-- BEGIN TASK INPUT --
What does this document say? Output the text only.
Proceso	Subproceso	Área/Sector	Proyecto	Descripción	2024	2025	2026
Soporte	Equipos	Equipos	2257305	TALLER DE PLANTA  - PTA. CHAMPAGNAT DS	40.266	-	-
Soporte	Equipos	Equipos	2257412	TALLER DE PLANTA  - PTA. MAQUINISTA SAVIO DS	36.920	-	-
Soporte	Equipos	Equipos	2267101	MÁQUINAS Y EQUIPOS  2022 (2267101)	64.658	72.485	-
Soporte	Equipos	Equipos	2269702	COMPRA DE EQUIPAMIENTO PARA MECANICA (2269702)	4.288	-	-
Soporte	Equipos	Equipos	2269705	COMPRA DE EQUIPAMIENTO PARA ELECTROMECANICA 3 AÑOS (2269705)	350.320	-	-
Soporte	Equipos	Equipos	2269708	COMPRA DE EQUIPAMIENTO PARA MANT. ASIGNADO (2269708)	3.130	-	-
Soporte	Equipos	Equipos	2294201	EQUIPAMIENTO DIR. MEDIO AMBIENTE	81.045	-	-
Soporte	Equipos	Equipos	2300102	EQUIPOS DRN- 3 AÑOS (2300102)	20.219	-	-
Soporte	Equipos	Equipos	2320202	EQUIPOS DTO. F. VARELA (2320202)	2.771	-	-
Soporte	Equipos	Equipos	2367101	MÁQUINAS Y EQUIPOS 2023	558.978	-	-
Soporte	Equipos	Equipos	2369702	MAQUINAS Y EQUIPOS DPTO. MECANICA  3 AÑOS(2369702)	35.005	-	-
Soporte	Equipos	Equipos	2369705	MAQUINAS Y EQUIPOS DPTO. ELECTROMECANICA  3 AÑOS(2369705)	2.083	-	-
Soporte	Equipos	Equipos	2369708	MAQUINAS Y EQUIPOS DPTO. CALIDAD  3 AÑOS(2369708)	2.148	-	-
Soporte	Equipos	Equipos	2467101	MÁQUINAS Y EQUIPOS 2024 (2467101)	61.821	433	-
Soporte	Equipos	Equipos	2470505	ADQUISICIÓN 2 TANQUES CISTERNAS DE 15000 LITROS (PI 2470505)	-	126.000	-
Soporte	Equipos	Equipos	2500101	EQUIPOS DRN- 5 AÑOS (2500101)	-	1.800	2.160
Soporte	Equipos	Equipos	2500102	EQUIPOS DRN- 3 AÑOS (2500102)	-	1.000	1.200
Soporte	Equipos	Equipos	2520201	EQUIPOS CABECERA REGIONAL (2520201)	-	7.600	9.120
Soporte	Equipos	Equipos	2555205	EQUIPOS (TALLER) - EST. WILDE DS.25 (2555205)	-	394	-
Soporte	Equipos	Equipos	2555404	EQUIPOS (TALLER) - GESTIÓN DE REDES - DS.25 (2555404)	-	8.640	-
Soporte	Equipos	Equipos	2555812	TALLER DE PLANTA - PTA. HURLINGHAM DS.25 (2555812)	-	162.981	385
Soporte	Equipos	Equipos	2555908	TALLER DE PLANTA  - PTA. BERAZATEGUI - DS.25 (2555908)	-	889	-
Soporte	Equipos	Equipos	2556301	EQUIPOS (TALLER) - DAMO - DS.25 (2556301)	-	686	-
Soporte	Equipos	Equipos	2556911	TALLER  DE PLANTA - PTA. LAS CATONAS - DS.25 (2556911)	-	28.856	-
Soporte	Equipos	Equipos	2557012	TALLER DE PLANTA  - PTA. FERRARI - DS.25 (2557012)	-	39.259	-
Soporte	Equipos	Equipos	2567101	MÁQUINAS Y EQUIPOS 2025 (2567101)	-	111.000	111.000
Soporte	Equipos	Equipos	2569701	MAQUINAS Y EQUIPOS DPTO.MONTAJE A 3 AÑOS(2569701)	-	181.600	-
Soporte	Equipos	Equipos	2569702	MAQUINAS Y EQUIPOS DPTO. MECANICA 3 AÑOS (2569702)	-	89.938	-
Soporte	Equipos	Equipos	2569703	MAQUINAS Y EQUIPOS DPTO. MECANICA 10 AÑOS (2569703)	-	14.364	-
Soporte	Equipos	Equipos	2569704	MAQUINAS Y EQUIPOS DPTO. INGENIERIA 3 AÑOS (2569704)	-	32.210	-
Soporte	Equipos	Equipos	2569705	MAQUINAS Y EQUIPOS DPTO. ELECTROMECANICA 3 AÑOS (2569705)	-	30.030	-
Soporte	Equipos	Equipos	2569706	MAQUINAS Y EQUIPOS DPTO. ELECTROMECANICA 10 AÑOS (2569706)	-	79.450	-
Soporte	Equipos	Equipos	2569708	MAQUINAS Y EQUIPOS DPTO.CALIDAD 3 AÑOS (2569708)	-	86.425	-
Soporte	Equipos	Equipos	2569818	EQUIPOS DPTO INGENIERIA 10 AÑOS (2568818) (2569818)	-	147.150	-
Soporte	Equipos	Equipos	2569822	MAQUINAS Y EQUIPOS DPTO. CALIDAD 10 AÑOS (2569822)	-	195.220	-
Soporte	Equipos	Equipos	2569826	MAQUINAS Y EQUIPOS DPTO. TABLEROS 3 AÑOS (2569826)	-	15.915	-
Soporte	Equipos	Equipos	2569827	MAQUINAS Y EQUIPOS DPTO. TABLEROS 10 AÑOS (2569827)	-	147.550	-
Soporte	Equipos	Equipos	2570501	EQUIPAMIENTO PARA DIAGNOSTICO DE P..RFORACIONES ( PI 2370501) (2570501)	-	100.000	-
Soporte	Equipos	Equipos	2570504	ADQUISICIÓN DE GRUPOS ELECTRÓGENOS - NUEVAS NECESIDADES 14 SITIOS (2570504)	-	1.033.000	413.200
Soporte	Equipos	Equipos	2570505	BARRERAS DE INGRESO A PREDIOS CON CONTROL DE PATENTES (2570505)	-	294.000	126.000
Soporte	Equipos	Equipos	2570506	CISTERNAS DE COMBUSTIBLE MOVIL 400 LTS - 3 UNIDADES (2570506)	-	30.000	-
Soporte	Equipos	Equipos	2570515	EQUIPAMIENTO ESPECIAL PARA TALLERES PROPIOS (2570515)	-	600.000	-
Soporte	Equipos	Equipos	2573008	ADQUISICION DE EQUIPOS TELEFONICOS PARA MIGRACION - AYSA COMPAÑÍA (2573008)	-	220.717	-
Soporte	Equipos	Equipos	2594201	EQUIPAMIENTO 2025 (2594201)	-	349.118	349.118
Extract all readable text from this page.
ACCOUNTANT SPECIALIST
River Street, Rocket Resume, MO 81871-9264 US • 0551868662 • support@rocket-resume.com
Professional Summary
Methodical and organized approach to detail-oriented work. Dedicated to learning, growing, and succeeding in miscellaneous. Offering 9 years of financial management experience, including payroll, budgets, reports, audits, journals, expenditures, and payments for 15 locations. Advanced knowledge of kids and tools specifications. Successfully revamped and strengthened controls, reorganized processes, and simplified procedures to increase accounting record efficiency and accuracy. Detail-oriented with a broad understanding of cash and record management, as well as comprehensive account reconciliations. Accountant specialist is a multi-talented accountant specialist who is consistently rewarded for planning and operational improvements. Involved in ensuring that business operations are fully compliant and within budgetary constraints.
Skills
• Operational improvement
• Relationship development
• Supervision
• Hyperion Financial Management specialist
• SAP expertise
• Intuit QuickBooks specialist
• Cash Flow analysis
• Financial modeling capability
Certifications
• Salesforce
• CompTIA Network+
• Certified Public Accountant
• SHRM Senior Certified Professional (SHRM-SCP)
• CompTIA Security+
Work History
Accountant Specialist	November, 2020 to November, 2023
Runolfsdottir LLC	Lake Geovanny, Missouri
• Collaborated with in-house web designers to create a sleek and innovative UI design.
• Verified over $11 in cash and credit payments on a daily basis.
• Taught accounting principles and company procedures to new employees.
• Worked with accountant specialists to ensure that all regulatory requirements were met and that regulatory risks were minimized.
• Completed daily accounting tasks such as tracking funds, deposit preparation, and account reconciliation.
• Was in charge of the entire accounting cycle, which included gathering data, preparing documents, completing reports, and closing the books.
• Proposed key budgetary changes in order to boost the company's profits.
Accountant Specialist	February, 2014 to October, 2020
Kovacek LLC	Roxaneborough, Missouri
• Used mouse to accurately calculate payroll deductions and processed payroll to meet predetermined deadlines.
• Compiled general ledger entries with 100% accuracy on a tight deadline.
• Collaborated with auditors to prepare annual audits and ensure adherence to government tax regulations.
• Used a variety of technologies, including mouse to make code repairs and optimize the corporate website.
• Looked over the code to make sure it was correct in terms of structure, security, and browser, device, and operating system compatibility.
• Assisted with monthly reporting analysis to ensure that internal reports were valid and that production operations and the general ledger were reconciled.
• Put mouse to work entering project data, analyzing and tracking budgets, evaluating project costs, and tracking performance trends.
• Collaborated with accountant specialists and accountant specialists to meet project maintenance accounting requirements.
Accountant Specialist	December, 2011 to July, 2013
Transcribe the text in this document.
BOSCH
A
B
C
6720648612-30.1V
-- END TASK INPUT --
_AIM_. From the line containing "Transcribe the text in this document." down to the final line of the data, write out every line exactly; both the first and last of these belong in your answer, and nothing else does.

_CORRECT ANSWER_.
Transcribe the text in this document.
BOSCH
A
B
C
6720648612-30.1V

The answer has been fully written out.